** START OF Data **

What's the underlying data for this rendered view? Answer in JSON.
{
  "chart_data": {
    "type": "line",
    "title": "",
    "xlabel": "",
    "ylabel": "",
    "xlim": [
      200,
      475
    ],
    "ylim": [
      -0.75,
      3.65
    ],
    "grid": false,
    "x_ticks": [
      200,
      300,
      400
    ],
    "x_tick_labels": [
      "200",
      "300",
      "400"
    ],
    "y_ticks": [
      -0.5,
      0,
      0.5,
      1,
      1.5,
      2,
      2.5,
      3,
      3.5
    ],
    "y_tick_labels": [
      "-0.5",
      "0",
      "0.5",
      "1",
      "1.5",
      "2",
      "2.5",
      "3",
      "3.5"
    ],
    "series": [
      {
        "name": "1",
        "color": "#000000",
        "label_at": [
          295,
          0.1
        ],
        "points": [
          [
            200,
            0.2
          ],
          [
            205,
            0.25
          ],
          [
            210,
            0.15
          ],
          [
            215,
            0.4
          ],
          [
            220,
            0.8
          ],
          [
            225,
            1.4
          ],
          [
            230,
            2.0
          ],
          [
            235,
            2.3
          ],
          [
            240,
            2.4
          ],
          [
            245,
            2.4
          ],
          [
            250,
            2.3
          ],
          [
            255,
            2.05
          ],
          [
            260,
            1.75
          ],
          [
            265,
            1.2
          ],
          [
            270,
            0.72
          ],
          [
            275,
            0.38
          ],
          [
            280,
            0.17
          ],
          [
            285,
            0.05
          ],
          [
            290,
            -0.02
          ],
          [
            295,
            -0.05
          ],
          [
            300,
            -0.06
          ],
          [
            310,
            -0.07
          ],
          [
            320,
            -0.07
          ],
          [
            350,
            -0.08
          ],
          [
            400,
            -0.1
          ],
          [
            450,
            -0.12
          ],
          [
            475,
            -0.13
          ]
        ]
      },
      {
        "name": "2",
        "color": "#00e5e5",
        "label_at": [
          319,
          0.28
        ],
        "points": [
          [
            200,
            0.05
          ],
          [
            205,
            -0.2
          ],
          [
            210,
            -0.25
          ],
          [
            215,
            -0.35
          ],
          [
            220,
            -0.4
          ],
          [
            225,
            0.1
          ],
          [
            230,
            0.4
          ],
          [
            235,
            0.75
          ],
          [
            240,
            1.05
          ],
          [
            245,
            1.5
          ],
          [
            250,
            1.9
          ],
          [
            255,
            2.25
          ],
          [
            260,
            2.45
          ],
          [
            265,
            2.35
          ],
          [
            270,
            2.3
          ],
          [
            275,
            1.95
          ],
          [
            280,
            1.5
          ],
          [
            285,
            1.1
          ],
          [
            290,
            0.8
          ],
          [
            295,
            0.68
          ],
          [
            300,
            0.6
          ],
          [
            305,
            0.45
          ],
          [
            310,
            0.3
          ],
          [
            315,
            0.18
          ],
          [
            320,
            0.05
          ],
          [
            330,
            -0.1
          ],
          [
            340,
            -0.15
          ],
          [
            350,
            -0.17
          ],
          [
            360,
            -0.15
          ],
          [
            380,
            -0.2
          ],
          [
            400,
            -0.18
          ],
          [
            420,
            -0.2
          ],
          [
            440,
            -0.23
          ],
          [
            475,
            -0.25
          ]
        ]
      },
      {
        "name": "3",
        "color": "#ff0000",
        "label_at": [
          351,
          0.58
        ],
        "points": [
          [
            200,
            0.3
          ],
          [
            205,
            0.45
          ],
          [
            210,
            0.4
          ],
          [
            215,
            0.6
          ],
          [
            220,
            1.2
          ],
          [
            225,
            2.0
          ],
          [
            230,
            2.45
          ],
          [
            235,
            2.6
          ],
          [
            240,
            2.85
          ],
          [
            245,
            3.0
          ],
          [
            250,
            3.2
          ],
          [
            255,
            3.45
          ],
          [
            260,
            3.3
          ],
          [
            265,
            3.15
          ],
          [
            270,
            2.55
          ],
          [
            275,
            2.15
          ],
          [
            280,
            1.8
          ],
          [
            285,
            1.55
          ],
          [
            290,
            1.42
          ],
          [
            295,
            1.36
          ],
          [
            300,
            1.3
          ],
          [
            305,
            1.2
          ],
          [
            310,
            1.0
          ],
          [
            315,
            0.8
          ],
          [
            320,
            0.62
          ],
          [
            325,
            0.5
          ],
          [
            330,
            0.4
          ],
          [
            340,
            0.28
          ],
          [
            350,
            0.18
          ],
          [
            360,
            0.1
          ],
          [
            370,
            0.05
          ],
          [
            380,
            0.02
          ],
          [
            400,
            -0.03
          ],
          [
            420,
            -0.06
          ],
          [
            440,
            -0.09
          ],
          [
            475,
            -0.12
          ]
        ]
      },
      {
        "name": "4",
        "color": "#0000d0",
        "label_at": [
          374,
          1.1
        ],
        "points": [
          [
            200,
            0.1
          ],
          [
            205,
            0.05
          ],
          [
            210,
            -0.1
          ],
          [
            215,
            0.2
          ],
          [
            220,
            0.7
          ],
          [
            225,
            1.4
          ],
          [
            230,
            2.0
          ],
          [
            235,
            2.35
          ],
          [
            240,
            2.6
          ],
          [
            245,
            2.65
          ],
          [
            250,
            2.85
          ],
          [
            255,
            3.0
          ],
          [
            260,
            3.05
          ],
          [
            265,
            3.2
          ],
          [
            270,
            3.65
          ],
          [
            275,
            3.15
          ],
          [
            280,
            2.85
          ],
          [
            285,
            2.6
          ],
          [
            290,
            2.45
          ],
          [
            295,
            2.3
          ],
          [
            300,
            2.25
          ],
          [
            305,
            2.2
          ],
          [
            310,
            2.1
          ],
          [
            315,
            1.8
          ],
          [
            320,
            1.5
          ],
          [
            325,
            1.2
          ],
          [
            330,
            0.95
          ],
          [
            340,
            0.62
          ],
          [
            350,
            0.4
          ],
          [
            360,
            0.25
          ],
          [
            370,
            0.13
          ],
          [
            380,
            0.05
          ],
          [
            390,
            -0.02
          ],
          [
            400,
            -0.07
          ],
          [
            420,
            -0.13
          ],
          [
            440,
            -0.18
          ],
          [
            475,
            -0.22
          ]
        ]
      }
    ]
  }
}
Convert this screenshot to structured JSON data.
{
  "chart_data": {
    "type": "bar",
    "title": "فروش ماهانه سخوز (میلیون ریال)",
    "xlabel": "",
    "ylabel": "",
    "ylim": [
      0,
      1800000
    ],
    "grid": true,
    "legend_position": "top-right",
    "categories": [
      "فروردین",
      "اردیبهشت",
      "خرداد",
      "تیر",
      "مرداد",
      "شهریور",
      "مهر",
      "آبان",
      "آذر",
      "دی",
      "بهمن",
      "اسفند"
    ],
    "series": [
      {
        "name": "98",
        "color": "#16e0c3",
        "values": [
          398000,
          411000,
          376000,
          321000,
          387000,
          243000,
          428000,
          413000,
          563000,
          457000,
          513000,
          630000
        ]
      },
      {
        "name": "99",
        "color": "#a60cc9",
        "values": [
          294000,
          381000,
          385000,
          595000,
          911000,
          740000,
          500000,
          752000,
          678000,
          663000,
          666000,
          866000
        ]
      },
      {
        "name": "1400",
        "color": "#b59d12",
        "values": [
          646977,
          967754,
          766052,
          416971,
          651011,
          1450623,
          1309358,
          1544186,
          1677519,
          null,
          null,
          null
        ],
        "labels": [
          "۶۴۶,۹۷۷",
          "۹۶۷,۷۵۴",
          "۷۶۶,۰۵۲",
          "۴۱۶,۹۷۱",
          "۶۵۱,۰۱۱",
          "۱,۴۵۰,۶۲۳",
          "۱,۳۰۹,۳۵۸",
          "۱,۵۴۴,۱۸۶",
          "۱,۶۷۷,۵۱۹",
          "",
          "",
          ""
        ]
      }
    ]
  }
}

** END OF Data **

▶ What this task involves: Please repeat the listing exactly, with nothing left out.

▶ Finished answer:
What's the underlying data for this rendered view? Answer in JSON.
{
  "chart_data": {
    "type": "line",
    "title": "",
    "xlabel": "",
    "ylabel": "",
    "xlim": [
      200,
      475
    ],
    "ylim": [
      -0.75,
      3.65
    ],
    "grid": false,
    "x_ticks": [
      200,
      300,
      400
    ],
    "x_tick_labels": [
      "200",
      "300",
      "400"
    ],
    "y_ticks": [
      -0.5,
      0,
      0.5,
      1,
      1.5,
      2,
      2.5,
      3,
      3.5
    ],
    "y_tick_labels": [
      "-0.5",
      "0",
      "0.5",
      "1",
      "1.5",
      "2",
      "2.5",
      "3",
      "3.5"
    ],
    "series": [
      {
        "name": "1",
        "color": "#000000",
        "label_at": [
          295,
          0.1
        ],
        "points": [
          [
            200,
            0.2
          ],
          [
            205,
            0.25
          ],
          [
            210,
            0.15
          ],
          [
            215,
            0.4
          ],
          [
            220,
            0.8
          ],
          [
            225,
            1.4
          ],
          [
            230,
            2.0
          ],
          [
            235,
            2.3
          ],
          [
            240,
            2.4
          ],
          [
            245,
            2.4
          ],
          [
            250,
            2.3
          ],
          [
            255,
            2.05
          ],
          [
            260,
            1.75
          ],
          [
            265,
            1.2
          ],
          [
            270,
            0.72
          ],
          [
            275,
            0.38
          ],
          [
            280,
            0.17
          ],
          [
            285,
            0.05
          ],
          [
            290,
            -0.02
          ],
          [
            295,
            -0.05
          ],
          [
            300,
            -0.06
          ],
          [
            310,
            -0.07
          ],
          [
            320,
            -0.07
          ],
          [
            350,
            -0.08
          ],
          [
            400,
            -0.1
          ],
          [
            450,
            -0.12
          ],
          [
            475,
            -0.13
          ]
        ]
      },
      {
        "name": "2",
        "color": "#00e5e5",
        "label_at": [
          319,
          0.28
        ],
        "points": [
          [
            200,
            0.05
          ],
          [
            205,
            -0.2
          ],
          [
            210,
            -0.25
          ],
          [
            215,
            -0.35
          ],
          [
            220,
            -0.4
          ],
          [
            225,
            0.1
          ],
          [
            230,
            0.4
          ],
          [
            235,
            0.75
          ],
          [
            240,
            1.05
          ],
          [
            245,
            1.5
          ],
          [
            250,
            1.9
          ],
          [
            255,
            2.25
          ],
          [
            260,
            2.45
          ],
          [
            265,
            2.35
          ],
          [
            270,
            2.3
          ],
          [
            275,
            1.95
          ],
          [
            280,
            1.5
          ],
          [
            285,
            1.1
          ],
          [
            290,
            0.8
          ],
          [
            295,
            0.68
          ],
          [
            300,
            0.6
          ],
          [
            305,
            0.45
          ],
          [
            310,
            0.3
          ],
          [
            315,
            0.18
          ],
          [
            320,
            0.05
          ],
          [
            330,
            -0.1
          ],
          [
            340,
            -0.15
          ],
          [
            350,
            -0.17
          ],
          [
            360,
            -0.15
          ],
          [
            380,
            -0.2
          ],
          [
            400,
            -0.18
          ],
          [
            420,
            -0.2
          ],
          [
            440,
            -0.23
          ],
          [
            475,
            -0.25
          ]
        ]
      },
      {
        "name": "3",
        "color": "#ff0000",
        "label_at": [
          351,
          0.58
        ],
        "points": [
          [
            200,
            0.3
          ],
          [
            205,
            0.45
          ],
          [
            210,
            0.4
          ],
          [
            215,
            0.6
          ],
          [
            220,
            1.2
          ],
          [
            225,
            2.0
          ],
          [
            230,
            2.45
          ],
          [
            235,
            2.6
          ],
          [
            240,
            2.85
          ],
          [
            245,
            3.0
          ],
          [
            250,
            3.2
          ],
          [
            255,
            3.45
          ],
          [
            260,
            3.3
          ],
          [
            265,
            3.15
          ],
          [
            270,
            2.55
          ],
          [
            275,
            2.15
          ],
          [
            280,
            1.8
          ],
          [
            285,
            1.55
          ],
          [
            290,
            1.42
          ],
          [
            295,
            1.36
          ],
          [
            300,
            1.3
          ],
          [
            305,
            1.2
          ],
          [
            310,
            1.0
          ],
          [
            315,
            0.8
          ],
          [
            320,
            0.62
          ],
          [
            325,
            0.5
          ],
          [
            330,
            0.4
          ],
          [
            340,
            0.28
          ],
          [
            350,
            0.18
          ],
          [
            360,
            0.1
          ],
          [
            370,
            0.05
          ],
          [
            380,
            0.02
          ],
          [
            400,
            -0.03
          ],
          [
            420,
            -0.06
          ],
          [
            440,
            -0.09
          ],
          [
            475,
            -0.12
          ]
        ]
      },
      {
        "name": "4",
        "color": "#0000d0",
        "label_at": [
          374,
          1.1
        ],
        "points": [
          [
            200,
            0.1
          ],
          [
            205,
            0.05
          ],
          [
            210,
            -0.1
          ],
          [
            215,
            0.2
          ],
          [
            220,
            0.7
          ],
          [
            225,
            1.4
          ],
          [
            230,
            2.0
          ],
          [
            235,
            2.35
          ],
          [
            240,
            2.6
          ],
          [
            245,
            2.65
          ],
          [
            250,
            2.85
          ],
          [
            255,
            3.0
          ],
          [
            260,
            3.05
          ],
          [
            265,
            3.2
          ],
          [
            270,
            3.65
          ],
          [
            275,
            3.15
          ],
          [
            280,
            2.85
          ],
          [
            285,
            2.6
          ],
          [
            290,
            2.45
          ],
          [
            295,
            2.3
          ],
          [
            300,
            2.25
          ],
          [
            305,
            2.2
          ],
          [
            310,
            2.1
          ],
          [
            315,
            1.8
          ],
          [
            320,
            1.5
          ],
          [
            325,
            1.2
          ],
          [
            330,
            0.95
          ],
          [
            340,
            0.62
          ],
          [
            350,
            0.4
          ],
          [
            360,
            0.25
          ],
          [
            370,
            0.13
          ],
          [
            380,
            0.05
          ],
          [
            390,
            -0.02
          ],
          [
            400,
            -0.07
          ],
          [
            420,
            -0.13
          ],
          [
            440,
            -0.18
          ],
          [
            475,
            -0.22
          ]
        ]
      }
    ]
  }
}
Convert this screenshot to structured JSON data.
{
  "chart_data": {
    "type": "bar",
    "title": "فروش ماهانه سخوز (میلیون ریال)",
    "xlabel": "",
    "ylabel": "",
    "ylim": [
      0,
      1800000
    ],
    "grid": true,
    "legend_position": "top-right",
    "categories": [
      "فروردین",
      "اردیبهشت",
      "خرداد",
      "تیر",
      "مرداد",
      "شهریور",
      "مهر",
      "آبان",
      "آذر",
      "دی",
      "بهمن",
      "اسفند"
    ],
    "series": [
      {
        "name": "98",
        "color": "#16e0c3",
        "values": [
          398000,
          411000,
          376000,
          321000,
          387000,
          243000,
          428000,
          413000,
          563000,
          457000,
          513000,
          630000
        ]
      },
      {
        "name": "99",
        "color": "#a60cc9",
        "values": [
          294000,
          381000,
          385000,
          595000,
          911000,
          740000,
          500000,
          752000,
          678000,
          663000,
          666000,
          866000
        ]
      },
      {
        "name": "1400",
        "color": "#b59d12",
        "values": [
          646977,
          967754,
          766052,
          416971,
          651011,
          1450623,
          1309358,
          1544186,
          1677519,
          null,
          null,
          null
        ],
        "labels": [
          "۶۴۶,۹۷۷",
          "۹۶۷,۷۵۴",
          "۷۶۶,۰۵۲",
          "۴۱۶,۹۷۱",
          "۶۵۱,۰۱۱",
          "۱,۴۵۰,۶۲۳",
          "۱,۳۰۹,۳۵۸",
          "۱,۵۴۴,۱۸۶",
          "۱,۶۷۷,۵۱۹",
          "",
          "",
          ""
        ]
      }
    ]
  }
}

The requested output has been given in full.